Write out all the entries word for word, but skip any images.

##### Given information #####

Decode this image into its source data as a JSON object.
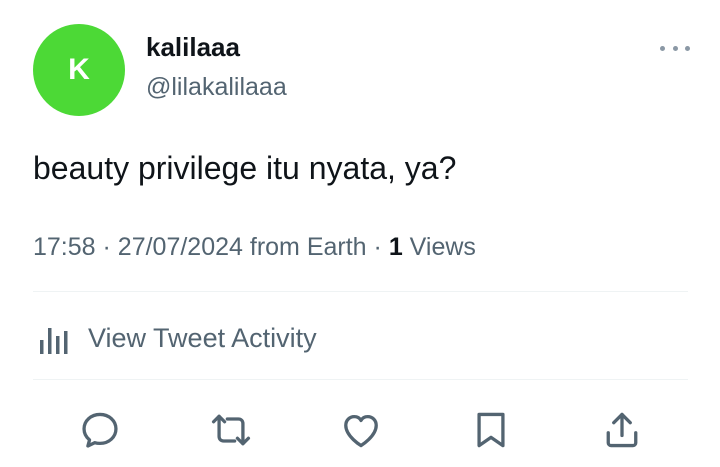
{
  "user": {
    "avatar_letter": "K",
    "avatar_color": "#4cd936",
    "display_name": "kalilaaa",
    "handle": "@lilakalilaaa"
  },
  "tweet": {
    "text": "beauty privilege itu nyata, ya?",
    "time": "17:58",
    "date": "27/07/2024",
    "source": "from Earth",
    "views_count": "1",
    "views_label": "Views"
  },
  "activity": {
    "icon": "analytics-icon",
    "label": "View Tweet Activity"
  },
  "actions": [
    {
      "name": "reply",
      "icon": "reply-icon"
    },
    {
      "name": "retweet",
      "icon": "retweet-icon"
    },
    {
      "name": "like",
      "icon": "heart-icon"
    },
    {
      "name": "bookmark",
      "icon": "bookmark-icon"
    },
    {
      "name": "share",
      "icon": "share-icon"
    }
  ],
  "colors": {
    "primary_text": "#0f1419",
    "secondary_text": "#536471",
    "divider": "#eff3f4",
    "icon": "#536471"
  }
}
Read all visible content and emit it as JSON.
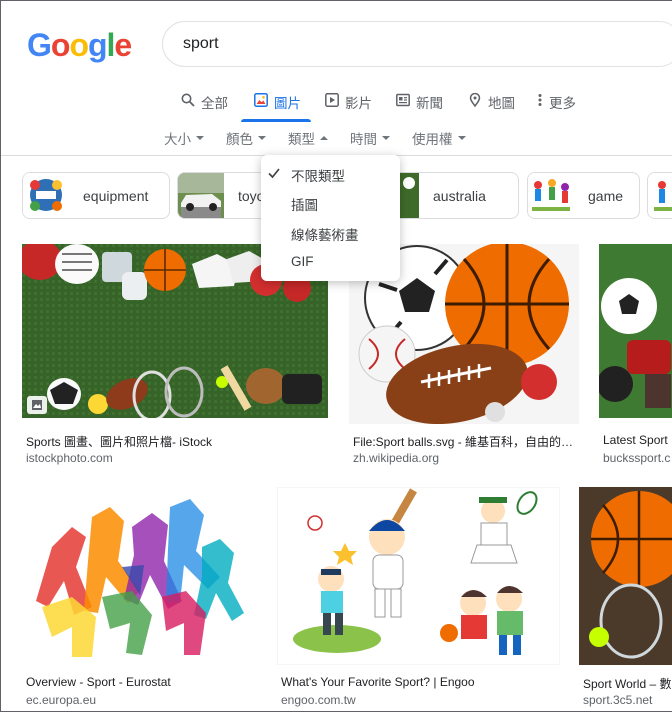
{
  "search": {
    "query": "sport"
  },
  "logo": {
    "letters": [
      "G",
      "o",
      "o",
      "g",
      "l",
      "e"
    ],
    "colors": [
      "#4285F4",
      "#EA4335",
      "#FBBC05",
      "#4285F4",
      "#34A853",
      "#EA4335"
    ]
  },
  "tabs": [
    {
      "label": "全部",
      "icon": "search-icon"
    },
    {
      "label": "圖片",
      "icon": "image-icon",
      "active": true
    },
    {
      "label": "影片",
      "icon": "play-icon"
    },
    {
      "label": "新聞",
      "icon": "news-icon"
    },
    {
      "label": "地圖",
      "icon": "map-pin-icon"
    },
    {
      "label": "更多",
      "icon": "more-vert-icon"
    }
  ],
  "filters": [
    "大小",
    "顏色",
    "類型",
    "時間",
    "使用權"
  ],
  "type_menu": {
    "items": [
      "不限類型",
      "插圖",
      "線條藝術畫",
      "GIF"
    ],
    "selected": 0
  },
  "chips": [
    "equipment",
    "toyota",
    "australia",
    "game"
  ],
  "results": [
    {
      "title": "Sports 圖畫、圖片和照片檔- iStock",
      "source": "istockphoto.com"
    },
    {
      "title": "File:Sport balls.svg - 維基百科，自由的…",
      "source": "zh.wikipedia.org"
    },
    {
      "title": "Latest Sport",
      "source": "buckssport.c"
    },
    {
      "title": "Overview - Sport - Eurostat",
      "source": "ec.europa.eu"
    },
    {
      "title": "What's Your Favorite Sport? | Engoo",
      "source": "engoo.com.tw"
    },
    {
      "title": "Sport World – 數",
      "source": "sport.3c5.net"
    }
  ],
  "colors": {
    "accent": "#1a73e8",
    "text": "#202124",
    "muted": "#5f6368"
  }
}
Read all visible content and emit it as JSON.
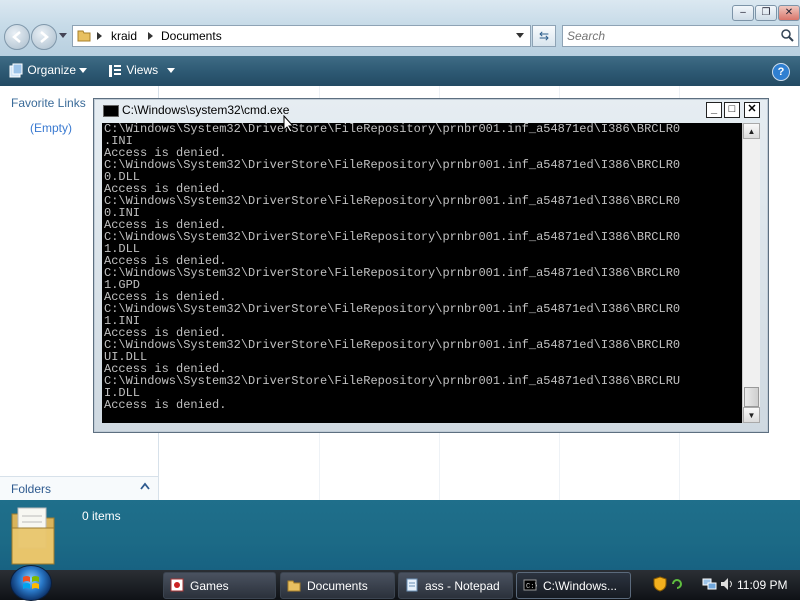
{
  "explorer": {
    "address": {
      "segments": [
        "kraid",
        "Documents"
      ]
    },
    "search": {
      "placeholder": "Search"
    },
    "toolbar": {
      "organize": "Organize",
      "views": "Views",
      "help": "?"
    },
    "left_pane": {
      "favorite_links": "Favorite Links",
      "empty": "(Empty)",
      "folders": "Folders"
    },
    "details": {
      "count": "0 items"
    }
  },
  "cmd": {
    "title": "C:\\Windows\\system32\\cmd.exe",
    "lines": [
      "C:\\Windows\\System32\\DriverStore\\FileRepository\\prnbr001.inf_a54871ed\\I386\\BRCLR0",
      ".INI",
      "Access is denied.",
      "C:\\Windows\\System32\\DriverStore\\FileRepository\\prnbr001.inf_a54871ed\\I386\\BRCLR0",
      "0.DLL",
      "Access is denied.",
      "C:\\Windows\\System32\\DriverStore\\FileRepository\\prnbr001.inf_a54871ed\\I386\\BRCLR0",
      "0.INI",
      "Access is denied.",
      "C:\\Windows\\System32\\DriverStore\\FileRepository\\prnbr001.inf_a54871ed\\I386\\BRCLR0",
      "1.DLL",
      "Access is denied.",
      "C:\\Windows\\System32\\DriverStore\\FileRepository\\prnbr001.inf_a54871ed\\I386\\BRCLR0",
      "1.GPD",
      "Access is denied.",
      "C:\\Windows\\System32\\DriverStore\\FileRepository\\prnbr001.inf_a54871ed\\I386\\BRCLR0",
      "1.INI",
      "Access is denied.",
      "C:\\Windows\\System32\\DriverStore\\FileRepository\\prnbr001.inf_a54871ed\\I386\\BRCLR0",
      "UI.DLL",
      "Access is denied.",
      "C:\\Windows\\System32\\DriverStore\\FileRepository\\prnbr001.inf_a54871ed\\I386\\BRCLRU",
      "I.DLL",
      "Access is denied."
    ]
  },
  "taskbar": {
    "tasks": [
      "Games",
      "Documents",
      "ass - Notepad",
      "C:\\Windows..."
    ],
    "clock": "11:09 PM"
  },
  "colors": {
    "toolbar": "#2e5a74",
    "details": "#1c6a86",
    "taskbar": "#1a1e24"
  }
}
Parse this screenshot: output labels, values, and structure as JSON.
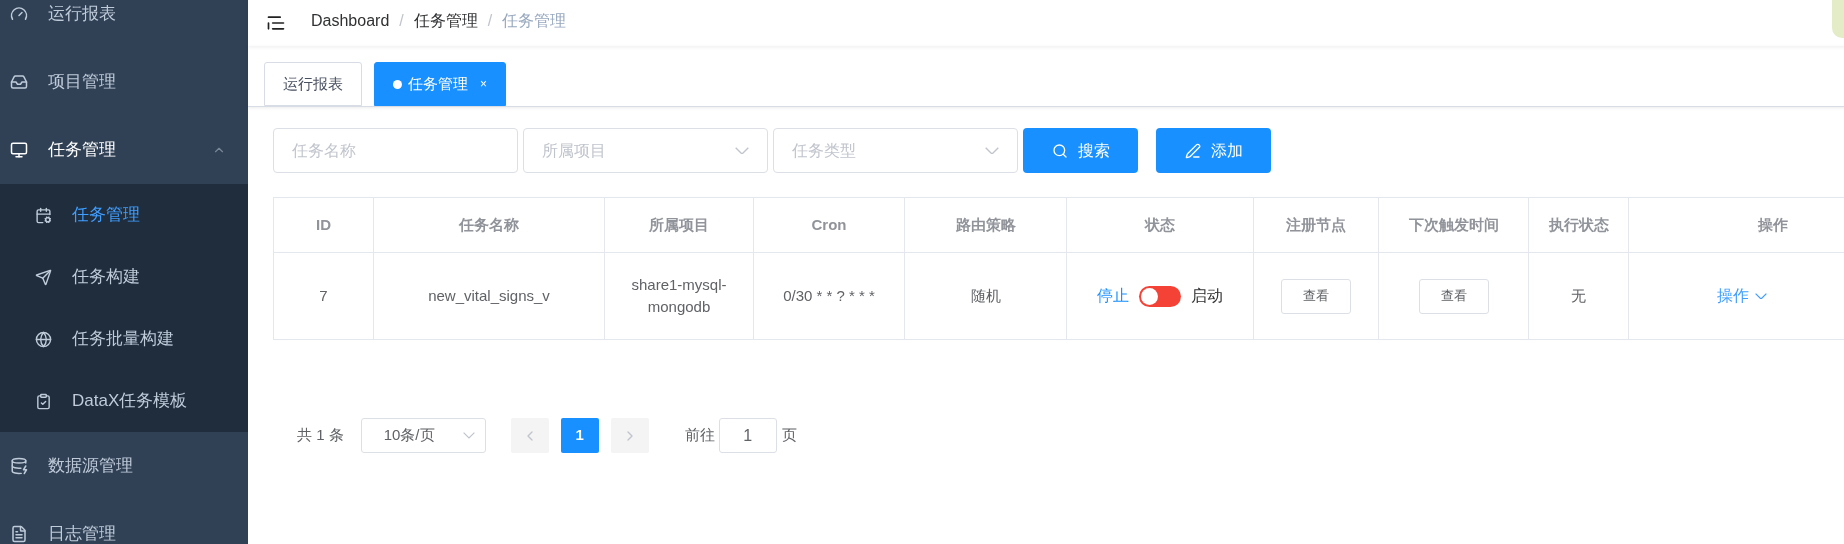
{
  "sidebar": {
    "items": [
      {
        "label": "运行报表",
        "selected": false
      },
      {
        "label": "项目管理",
        "selected": false
      },
      {
        "label": "任务管理",
        "selected": false,
        "expanded": true,
        "children": [
          {
            "label": "任务管理",
            "selected": true
          },
          {
            "label": "任务构建",
            "selected": false
          },
          {
            "label": "任务批量构建",
            "selected": false
          },
          {
            "label": "DataX任务模板",
            "selected": false
          }
        ]
      },
      {
        "label": "数据源管理",
        "selected": false
      },
      {
        "label": "日志管理",
        "selected": false
      }
    ]
  },
  "breadcrumb": [
    "Dashboard",
    "任务管理",
    "任务管理"
  ],
  "breadcrumb_separator": "/",
  "tabs": [
    {
      "label": "运行报表",
      "selected": false
    },
    {
      "label": "任务管理",
      "selected": true,
      "close": "×"
    }
  ],
  "filters": [
    {
      "kind": "input",
      "placeholder": "任务名称"
    },
    {
      "kind": "select",
      "placeholder": "所属项目"
    },
    {
      "kind": "select",
      "placeholder": "任务类型"
    }
  ],
  "buttons": [
    {
      "kind": "search",
      "label": "搜索"
    },
    {
      "kind": "add",
      "label": "添加"
    }
  ],
  "table": {
    "columns": [
      "ID",
      "任务名称",
      "所属项目",
      "Cron",
      "路由策略",
      "状态",
      "注册节点",
      "下次触发时间",
      "执行状态",
      "操作"
    ],
    "rows": [
      {
        "id": "7",
        "name": "new_vital_signs_v",
        "project": "share1-mysql-mongodb",
        "cron": "0/30 * * ? * * *",
        "route": "随机",
        "status": {
          "off_label": "停止",
          "on_label": "启动",
          "on": false
        },
        "node": "查看",
        "next": "查看",
        "exec": "无",
        "action": "操作"
      }
    ]
  },
  "pagination": {
    "total": "共 1 条",
    "page_size": "10条/页",
    "pages": [
      {
        "label": "1",
        "selected": true
      }
    ],
    "goto_label": "前往",
    "goto_value": "1",
    "page_suffix": "页"
  }
}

#####

*Exercise result*:
Decode this image into its source data as a JSON object.
{
  "user": {
    "avatar_letter": "K",
    "avatar_color": "#4cd936",
    "display_name": "kalilaaa",
    "handle": "@lilakalilaaa"
  },
  "tweet": {
    "text": "beauty privilege itu nyata, ya?",
    "time": "17:58",
    "date": "27/07/2024",
    "source": "from Earth",
    "views_count": "1",
    "views_label": "Views"
  },
  "activity": {
    "icon": "analytics-icon",
    "label": "View Tweet Activity"
  },
  "actions": [
    {
      "name": "reply",
      "icon": "reply-icon"
    },
    {
      "name": "retweet",
      "icon": "retweet-icon"
    },
    {
      "name": "like",
      "icon": "heart-icon"
    },
    {
      "name": "bookmark",
      "icon": "bookmark-icon"
    },
    {
      "name": "share",
      "icon": "share-icon"
    }
  ],
  "colors": {
    "primary_text": "#0f1419",
    "secondary_text": "#536471",
    "divider": "#eff3f4",
    "icon": "#536471"
  }
}
Read all visible content and emit it as JSON.
{
  "search": {
    "query": "sport"
  },
  "logo": {
    "letters": [
      "G",
      "o",
      "o",
      "g",
      "l",
      "e"
    ],
    "colors": [
      "#4285F4",
      "#EA4335",
      "#FBBC05",
      "#4285F4",
      "#34A853",
      "#EA4335"
    ]
  },
  "tabs": [
    {
      "label": "全部",
      "icon": "search-icon"
    },
    {
      "label": "圖片",
      "icon": "image-icon",
      "active": true
    },
    {
      "label": "影片",
      "icon": "play-icon"
    },
    {
      "label": "新聞",
      "icon": "news-icon"
    },
    {
      "label": "地圖",
      "icon": "map-pin-icon"
    },
    {
      "label": "更多",
      "icon": "more-vert-icon"
    }
  ],
  "filters": [
    "大小",
    "顏色",
    "類型",
    "時間",
    "使用權"
  ],
  "type_menu": {
    "items": [
      "不限類型",
      "插圖",
      "線條藝術畫",
      "GIF"
    ],
    "selected": 0
  },
  "chips": [
    "equipment",
    "toyota",
    "australia",
    "game"
  ],
  "results": [
    {
      "title": "Sports 圖畫、圖片和照片檔- iStock",
      "source": "istockphoto.com"
    },
    {
      "title": "File:Sport balls.svg - 維基百科，自由的…",
      "source": "zh.wikipedia.org"
    },
    {
      "title": "Latest Sport",
      "source": "buckssport.c"
    },
    {
      "title": "Overview - Sport - Eurostat",
      "source": "ec.europa.eu"
    },
    {
      "title": "What's Your Favorite Sport? | Engoo",
      "source": "engoo.com.tw"
    },
    {
      "title": "Sport World – 數",
      "source": "sport.3c5.net"
    }
  ],
  "colors": {
    "accent": "#1a73e8",
    "text": "#202124",
    "muted": "#5f6368"
  }
}
Read all visible content and emit it as JSON.
{
  "explorer": {
    "address": {
      "segments": [
        "kraid",
        "Documents"
      ]
    },
    "search": {
      "placeholder": "Search"
    },
    "toolbar": {
      "organize": "Organize",
      "views": "Views",
      "help": "?"
    },
    "left_pane": {
      "favorite_links": "Favorite Links",
      "empty": "(Empty)",
      "folders": "Folders"
    },
    "details": {
      "count": "0 items"
    }
  },
  "cmd": {
    "title": "C:\\Windows\\system32\\cmd.exe",
    "lines": [
      "C:\\Windows\\System32\\DriverStore\\FileRepository\\prnbr001.inf_a54871ed\\I386\\BRCLR0",
      ".INI",
      "Access is denied.",
      "C:\\Windows\\System32\\DriverStore\\FileRepository\\prnbr001.inf_a54871ed\\I386\\BRCLR0",
      "0.DLL",
      "Access is denied.",
      "C:\\Windows\\System32\\DriverStore\\FileRepository\\prnbr001.inf_a54871ed\\I386\\BRCLR0",
      "0.INI",
      "Access is denied.",
      "C:\\Windows\\System32\\DriverStore\\FileRepository\\prnbr001.inf_a54871ed\\I386\\BRCLR0",
      "1.DLL",
      "Access is denied.",
      "C:\\Windows\\System32\\DriverStore\\FileRepository\\prnbr001.inf_a54871ed\\I386\\BRCLR0",
      "1.GPD",
      "Access is denied.",
      "C:\\Windows\\System32\\DriverStore\\FileRepository\\prnbr001.inf_a54871ed\\I386\\BRCLR0",
      "1.INI",
      "Access is denied.",
      "C:\\Windows\\System32\\DriverStore\\FileRepository\\prnbr001.inf_a54871ed\\I386\\BRCLR0",
      "UI.DLL",
      "Access is denied.",
      "C:\\Windows\\System32\\DriverStore\\FileRepository\\prnbr001.inf_a54871ed\\I386\\BRCLRU",
      "I.DLL",
      "Access is denied."
    ]
  },
  "taskbar": {
    "tasks": [
      "Games",
      "Documents",
      "ass - Notepad",
      "C:\\Windows..."
    ],
    "clock": "11:09 PM"
  },
  "colors": {
    "toolbar": "#2e5a74",
    "details": "#1c6a86",
    "taskbar": "#1a1e24"
  }
}
Parse this screenshot: output labels, values, and structure as JSON.
{
  "sidebar": {
    "items": [
      {
        "label": "运行报表",
        "selected": false
      },
      {
        "label": "项目管理",
        "selected": false
      },
      {
        "label": "任务管理",
        "selected": false,
        "expanded": true,
        "children": [
          {
            "label": "任务管理",
            "selected": true
          },
          {
            "label": "任务构建",
            "selected": false
          },
          {
            "label": "任务批量构建",
            "selected": false
          },
          {
            "label": "DataX任务模板",
            "selected": false
          }
        ]
      },
      {
        "label": "数据源管理",
        "selected": false
      },
      {
        "label": "日志管理",
        "selected": false
      }
    ]
  },
  "breadcrumb": [
    "Dashboard",
    "任务管理",
    "任务管理"
  ],
  "breadcrumb_separator": "/",
  "tabs": [
    {
      "label": "运行报表",
      "selected": false
    },
    {
      "label": "任务管理",
      "selected": true,
      "close": "×"
    }
  ],
  "filters": [
    {
      "kind": "input",
      "placeholder": "任务名称"
    },
    {
      "kind": "select",
      "placeholder": "所属项目"
    },
    {
      "kind": "select",
      "placeholder": "任务类型"
    }
  ],
  "buttons": [
    {
      "kind": "search",
      "label": "搜索"
    },
    {
      "kind": "add",
      "label": "添加"
    }
  ],
  "table": {
    "columns": [
      "ID",
      "任务名称",
      "所属项目",
      "Cron",
      "路由策略",
      "状态",
      "注册节点",
      "下次触发时间",
      "执行状态",
      "操作"
    ],
    "rows": [
      {
        "id": "7",
        "name": "new_vital_signs_v",
        "project": "share1-mysql-mongodb",
        "cron": "0/30 * * ? * * *",
        "route": "随机",
        "status": {
          "off_label": "停止",
          "on_label": "启动",
          "on": false
        },
        "node": "查看",
        "next": "查看",
        "exec": "无",
        "action": "操作"
      }
    ]
  },
  "pagination": {
    "total": "共 1 条",
    "page_size": "10条/页",
    "pages": [
      {
        "label": "1",
        "selected": true
      }
    ],
    "goto_label": "前往",
    "goto_value": "1",
    "page_suffix": "页"
  }
}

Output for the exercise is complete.